» **Task objective**
Take the material below and retype it in full; pictures are left out.

» **Dataset records**
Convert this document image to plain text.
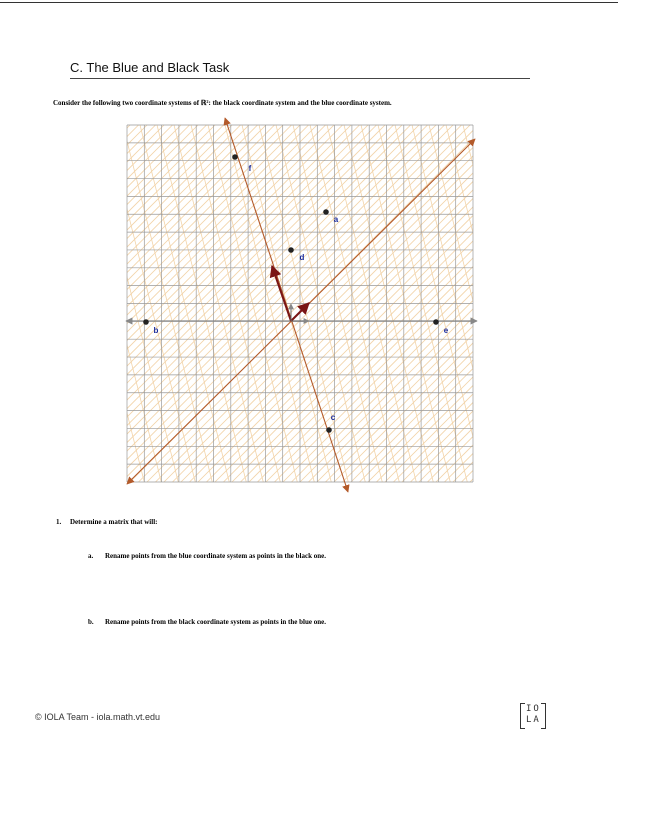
C. The Blue and Black Task
Consider the following two coordinate systems of ℝ²: the black coordinate system and the blue coordinate system.
a
b
c
d
e
f
1. Determine a matrix that will:
a. Rename points from the blue coordinate system as points in the black one.
b. Rename points from the black coordinate system as points in the blue one.
© IOLA Team - iola.math.vt.edu
IO
LA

» **Expected answer**
Convert this document image to plain text.
C. The Blue and Black Task
Consider the following two coordinate systems of ℝ²: the black coordinate system and the blue coordinate system.
a
b
c
d
e
f
1. Determine a matrix that will:
a. Rename points from the blue coordinate system as points in the black one.
b. Rename points from the black coordinate system as points in the blue one.
© IOLA Team - iola.math.vt.edu
IO
LA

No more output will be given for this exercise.